== Aim ==
Keep only the lines of the data below that contain "Policy", and copy them.

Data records
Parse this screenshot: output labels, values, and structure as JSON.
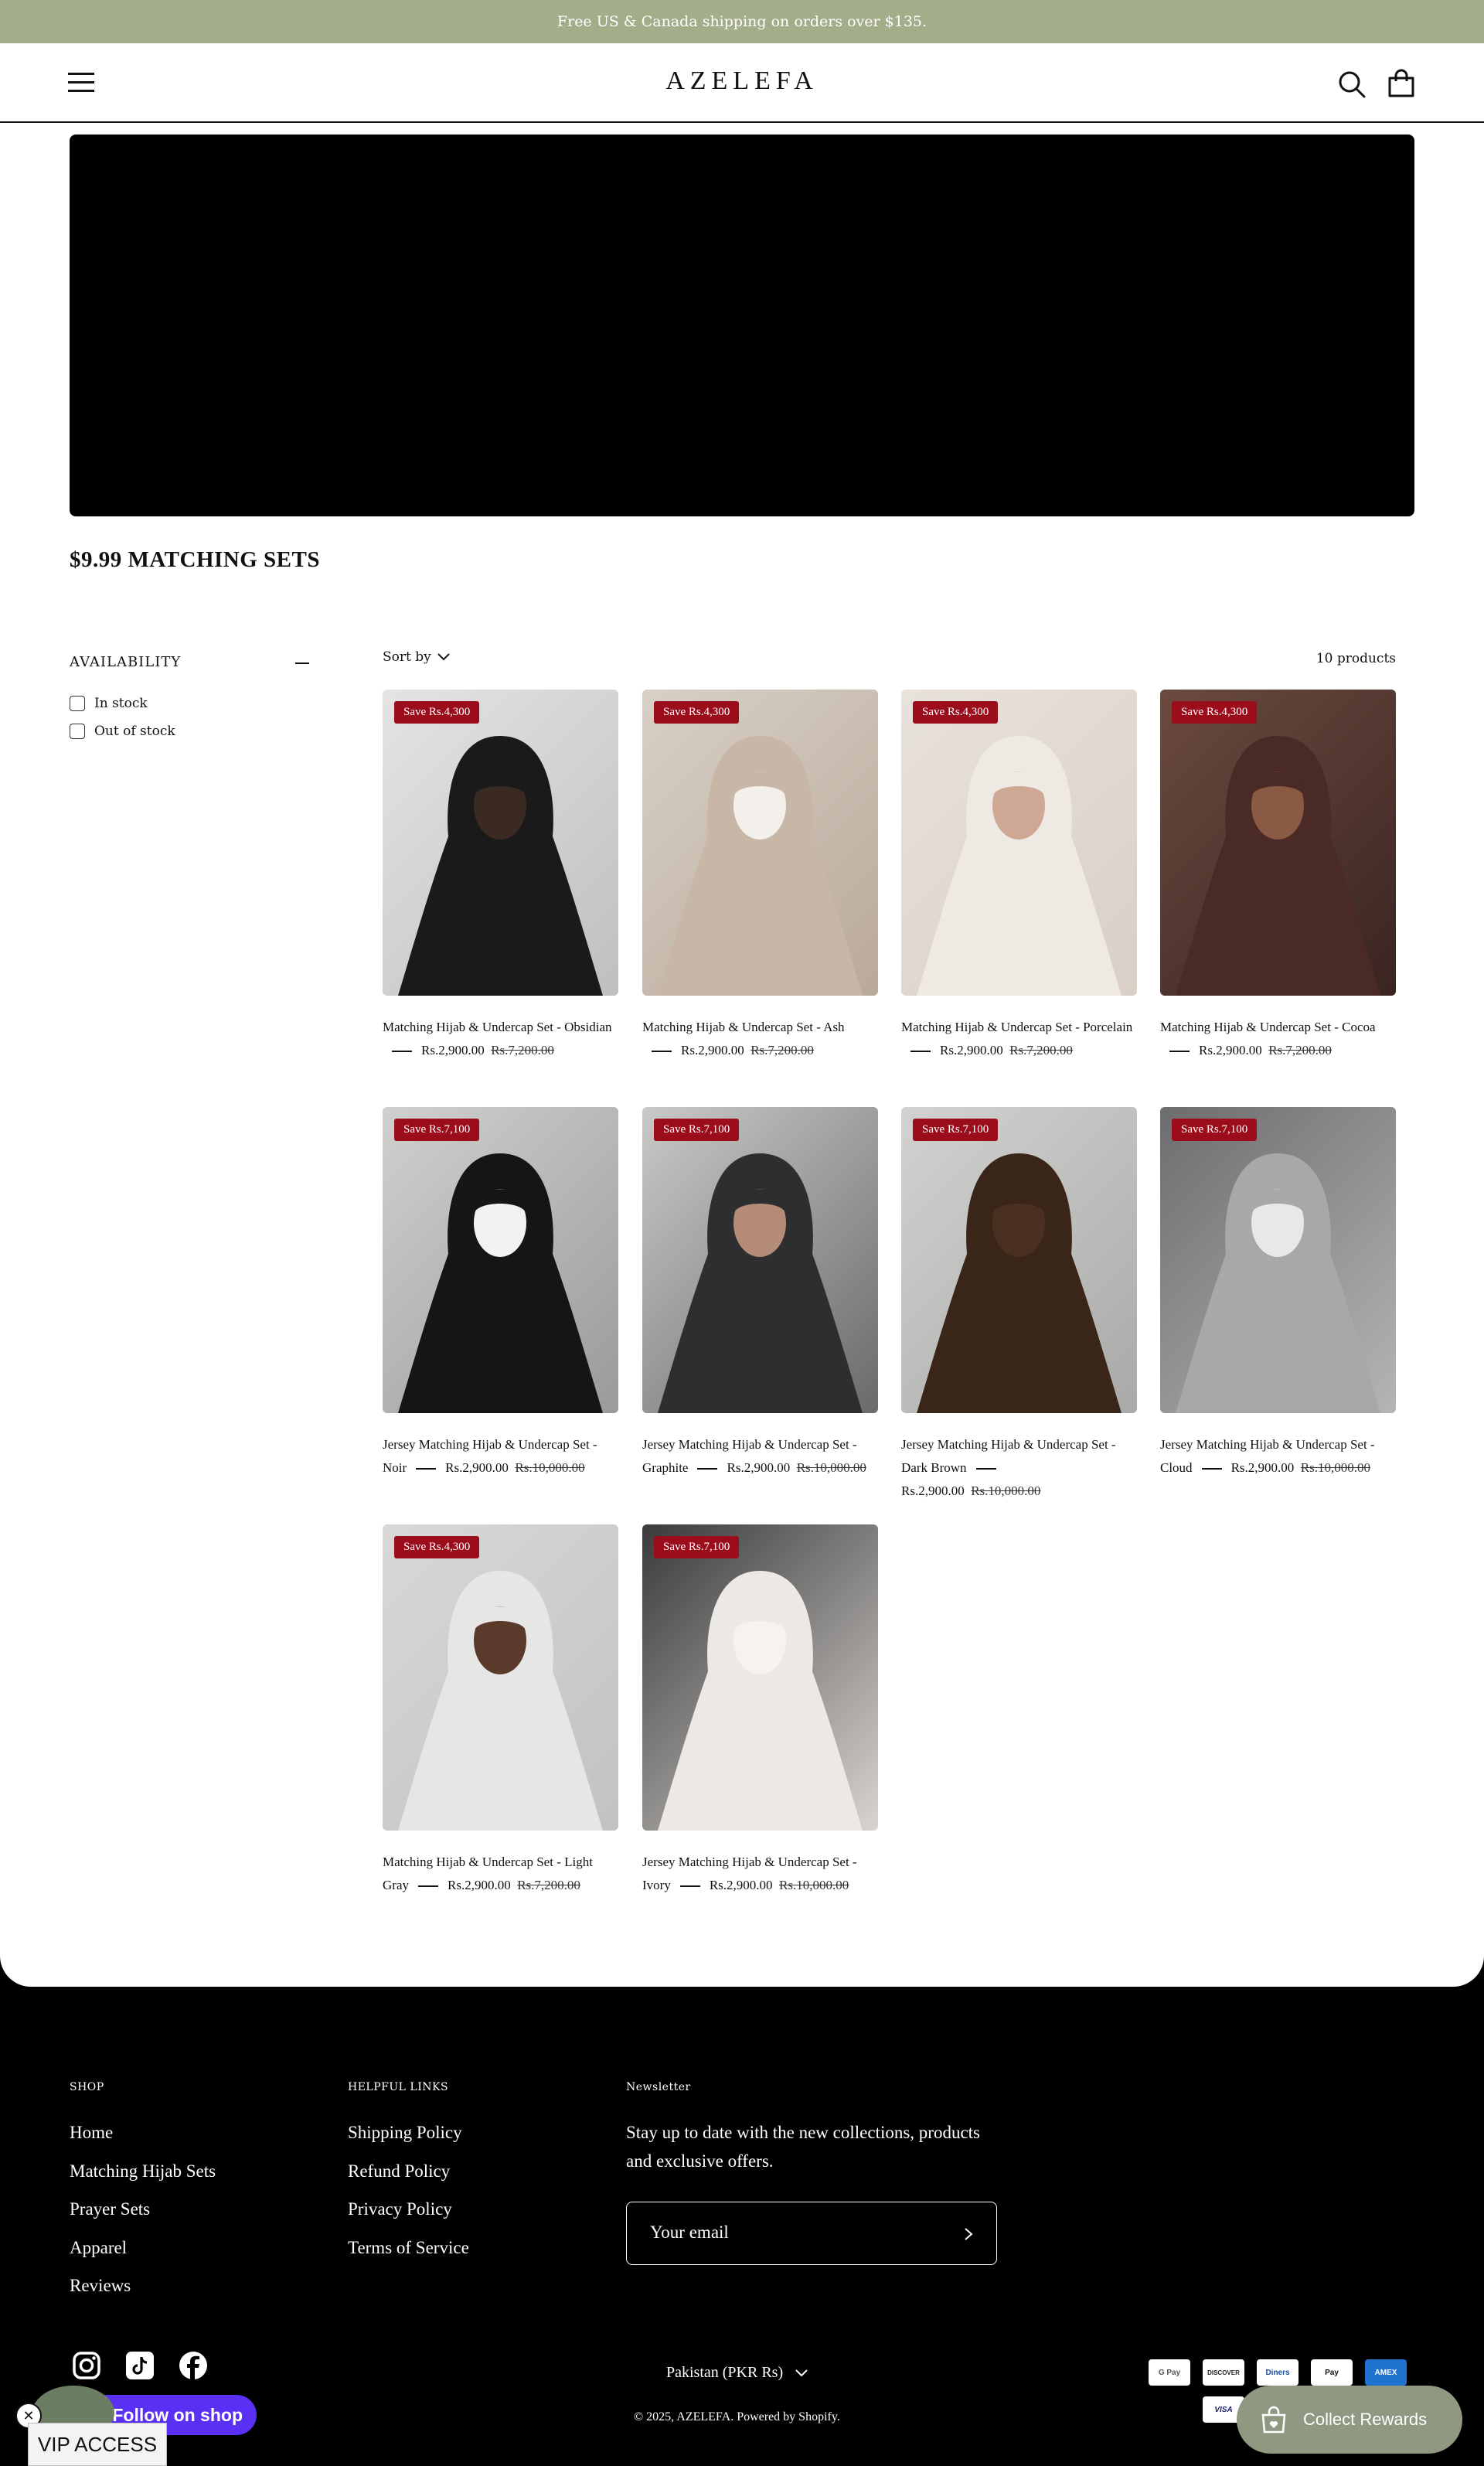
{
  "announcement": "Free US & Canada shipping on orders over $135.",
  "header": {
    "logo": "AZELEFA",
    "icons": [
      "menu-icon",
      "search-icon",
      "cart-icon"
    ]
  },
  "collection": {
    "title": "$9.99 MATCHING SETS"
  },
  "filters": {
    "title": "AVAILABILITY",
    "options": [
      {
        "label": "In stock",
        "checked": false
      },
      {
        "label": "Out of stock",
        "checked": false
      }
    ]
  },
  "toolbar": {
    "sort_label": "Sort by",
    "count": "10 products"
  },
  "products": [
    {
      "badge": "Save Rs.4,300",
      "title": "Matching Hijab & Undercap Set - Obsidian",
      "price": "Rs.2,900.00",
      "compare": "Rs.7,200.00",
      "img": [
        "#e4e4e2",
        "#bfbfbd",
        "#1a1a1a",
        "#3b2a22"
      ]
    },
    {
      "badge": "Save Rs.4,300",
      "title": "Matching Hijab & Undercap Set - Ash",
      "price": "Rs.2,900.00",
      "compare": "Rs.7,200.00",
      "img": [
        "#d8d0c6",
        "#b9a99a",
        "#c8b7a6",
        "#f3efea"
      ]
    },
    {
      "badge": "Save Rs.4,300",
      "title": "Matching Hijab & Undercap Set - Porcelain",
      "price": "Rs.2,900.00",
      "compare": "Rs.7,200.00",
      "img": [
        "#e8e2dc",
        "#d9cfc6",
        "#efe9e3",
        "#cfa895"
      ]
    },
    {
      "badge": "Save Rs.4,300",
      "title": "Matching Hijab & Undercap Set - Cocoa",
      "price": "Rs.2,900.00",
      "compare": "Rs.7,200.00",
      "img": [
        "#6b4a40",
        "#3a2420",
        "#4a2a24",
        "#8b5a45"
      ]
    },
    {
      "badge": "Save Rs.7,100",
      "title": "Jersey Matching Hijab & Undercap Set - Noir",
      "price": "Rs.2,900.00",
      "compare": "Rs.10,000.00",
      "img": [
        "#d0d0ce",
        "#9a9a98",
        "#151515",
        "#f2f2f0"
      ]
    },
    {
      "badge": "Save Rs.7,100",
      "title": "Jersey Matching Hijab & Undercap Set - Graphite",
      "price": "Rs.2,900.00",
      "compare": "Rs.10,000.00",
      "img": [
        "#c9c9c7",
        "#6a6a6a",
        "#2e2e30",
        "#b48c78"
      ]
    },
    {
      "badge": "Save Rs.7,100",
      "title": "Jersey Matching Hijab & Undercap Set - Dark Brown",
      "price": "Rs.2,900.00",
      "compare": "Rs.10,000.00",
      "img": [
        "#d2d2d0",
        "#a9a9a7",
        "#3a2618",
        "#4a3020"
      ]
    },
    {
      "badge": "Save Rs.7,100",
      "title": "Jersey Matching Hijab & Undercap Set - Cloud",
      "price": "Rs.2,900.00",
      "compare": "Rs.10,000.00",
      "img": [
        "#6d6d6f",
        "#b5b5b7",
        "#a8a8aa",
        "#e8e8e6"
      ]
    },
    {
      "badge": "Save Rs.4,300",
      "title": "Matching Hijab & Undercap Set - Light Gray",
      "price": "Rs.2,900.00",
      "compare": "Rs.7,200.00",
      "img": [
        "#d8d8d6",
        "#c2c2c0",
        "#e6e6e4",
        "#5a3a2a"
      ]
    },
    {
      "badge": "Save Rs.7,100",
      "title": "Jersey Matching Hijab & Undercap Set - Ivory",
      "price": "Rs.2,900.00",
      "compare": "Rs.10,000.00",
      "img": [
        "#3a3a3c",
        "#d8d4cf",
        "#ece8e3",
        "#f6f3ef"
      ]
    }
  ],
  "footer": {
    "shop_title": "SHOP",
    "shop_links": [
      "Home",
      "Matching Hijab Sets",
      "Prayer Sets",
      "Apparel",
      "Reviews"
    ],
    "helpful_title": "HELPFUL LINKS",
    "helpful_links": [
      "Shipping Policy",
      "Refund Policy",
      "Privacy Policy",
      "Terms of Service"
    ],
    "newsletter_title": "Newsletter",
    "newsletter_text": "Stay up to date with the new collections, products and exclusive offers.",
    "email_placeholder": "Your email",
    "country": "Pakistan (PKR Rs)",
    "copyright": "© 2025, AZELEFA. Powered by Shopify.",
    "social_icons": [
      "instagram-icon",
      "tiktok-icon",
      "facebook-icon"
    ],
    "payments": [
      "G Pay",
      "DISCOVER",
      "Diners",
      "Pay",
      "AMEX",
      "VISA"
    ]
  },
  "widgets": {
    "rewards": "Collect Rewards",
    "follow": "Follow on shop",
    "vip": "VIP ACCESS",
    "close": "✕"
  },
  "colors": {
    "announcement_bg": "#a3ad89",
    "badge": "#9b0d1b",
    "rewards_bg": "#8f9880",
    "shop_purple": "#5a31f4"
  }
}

==

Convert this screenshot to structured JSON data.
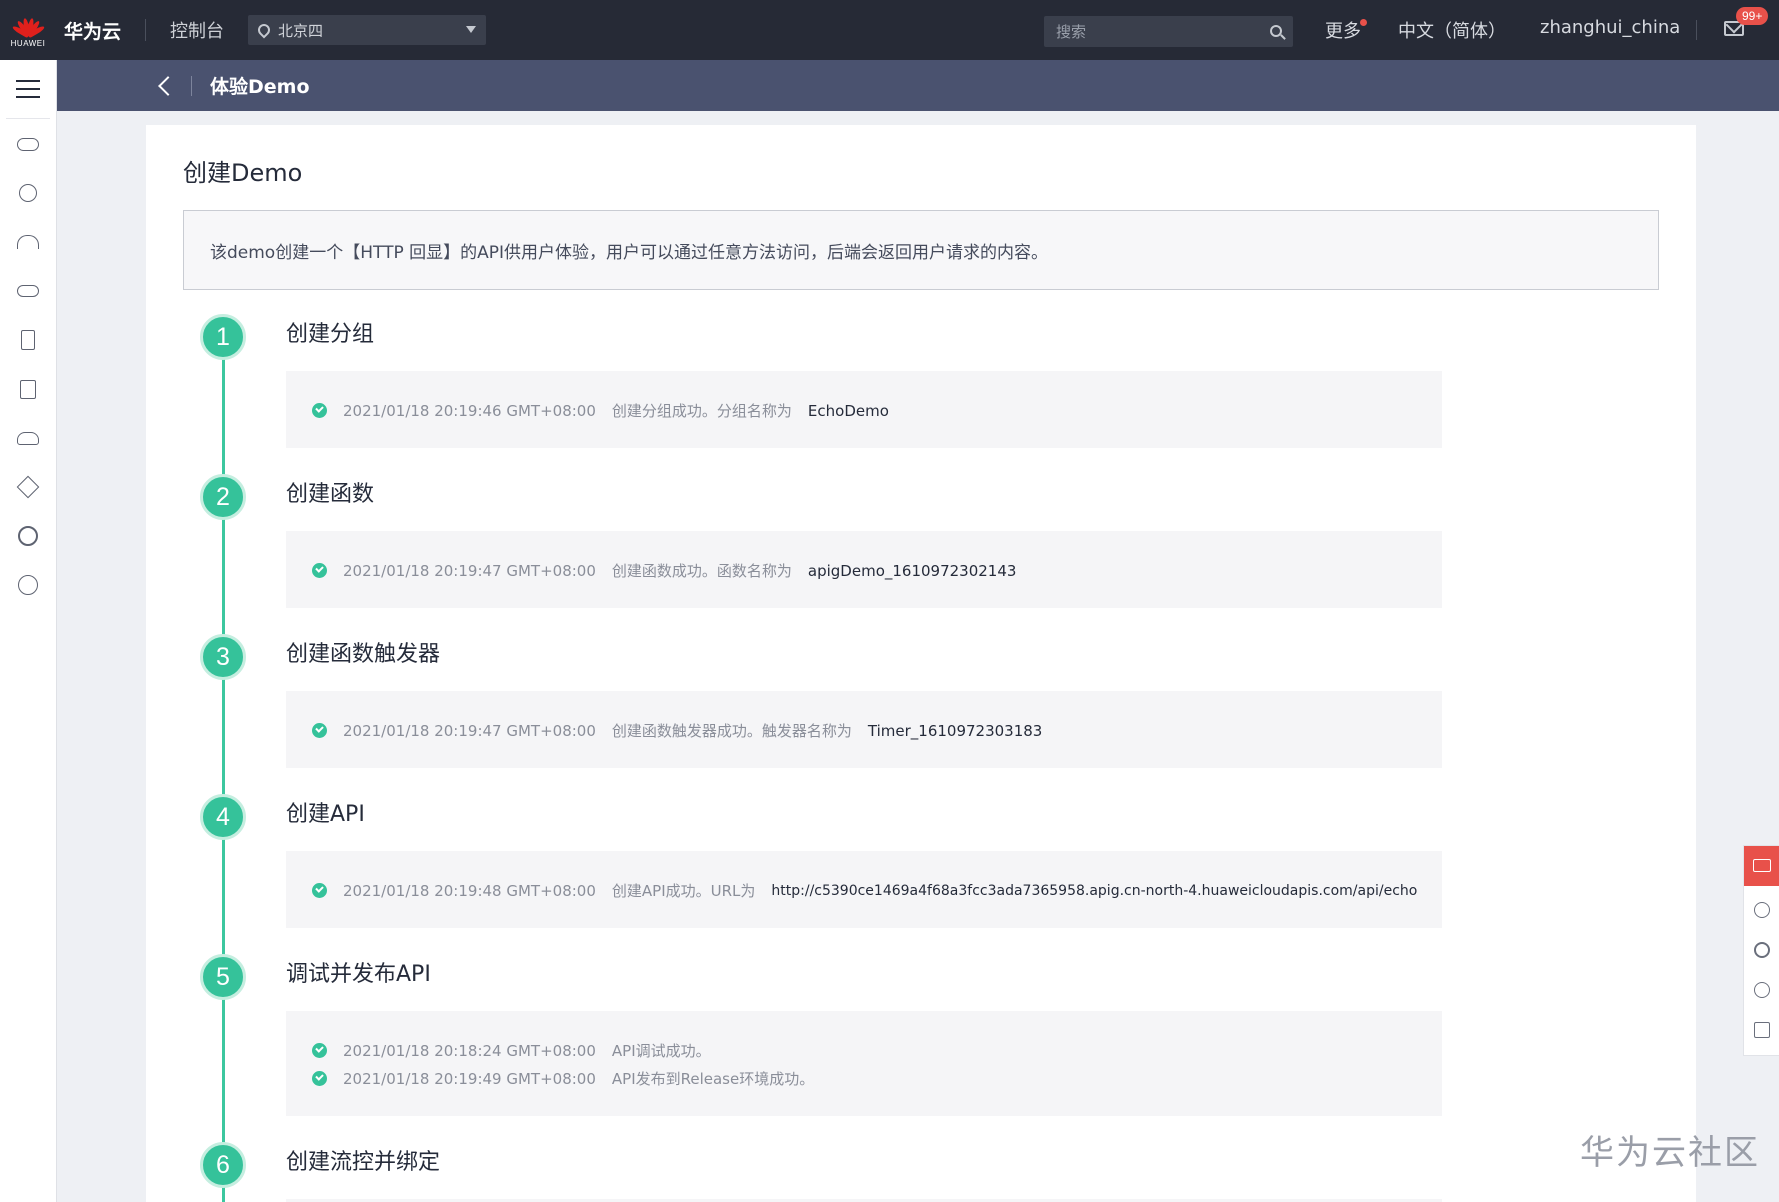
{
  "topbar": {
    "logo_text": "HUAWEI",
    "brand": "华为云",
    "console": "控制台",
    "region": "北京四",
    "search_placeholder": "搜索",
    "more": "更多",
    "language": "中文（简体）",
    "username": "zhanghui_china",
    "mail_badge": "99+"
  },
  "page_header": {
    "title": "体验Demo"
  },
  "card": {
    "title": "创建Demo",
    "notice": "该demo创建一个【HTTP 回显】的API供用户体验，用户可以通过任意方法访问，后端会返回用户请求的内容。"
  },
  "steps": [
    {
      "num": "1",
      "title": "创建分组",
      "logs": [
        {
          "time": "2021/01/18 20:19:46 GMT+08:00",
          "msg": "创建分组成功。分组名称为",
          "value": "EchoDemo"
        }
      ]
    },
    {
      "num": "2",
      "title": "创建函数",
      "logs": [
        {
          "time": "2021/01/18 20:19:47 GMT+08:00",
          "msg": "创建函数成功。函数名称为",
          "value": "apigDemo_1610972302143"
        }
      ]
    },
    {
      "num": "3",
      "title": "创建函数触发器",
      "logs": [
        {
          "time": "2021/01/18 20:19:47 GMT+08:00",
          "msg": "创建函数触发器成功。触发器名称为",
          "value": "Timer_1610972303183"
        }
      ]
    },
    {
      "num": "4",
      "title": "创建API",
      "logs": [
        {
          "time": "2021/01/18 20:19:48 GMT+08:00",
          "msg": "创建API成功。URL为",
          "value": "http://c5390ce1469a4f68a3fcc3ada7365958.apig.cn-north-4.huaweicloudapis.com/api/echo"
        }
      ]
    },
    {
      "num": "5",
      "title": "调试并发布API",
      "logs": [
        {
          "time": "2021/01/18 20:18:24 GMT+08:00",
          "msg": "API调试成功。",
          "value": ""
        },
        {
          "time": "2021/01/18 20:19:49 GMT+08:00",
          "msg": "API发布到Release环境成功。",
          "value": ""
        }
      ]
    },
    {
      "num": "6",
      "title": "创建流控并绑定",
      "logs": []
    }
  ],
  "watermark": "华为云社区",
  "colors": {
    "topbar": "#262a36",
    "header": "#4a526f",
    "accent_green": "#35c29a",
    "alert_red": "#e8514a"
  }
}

== Response for this exercise ==
      "Shipping Policy",
      "Refund Policy",
      "Privacy Policy",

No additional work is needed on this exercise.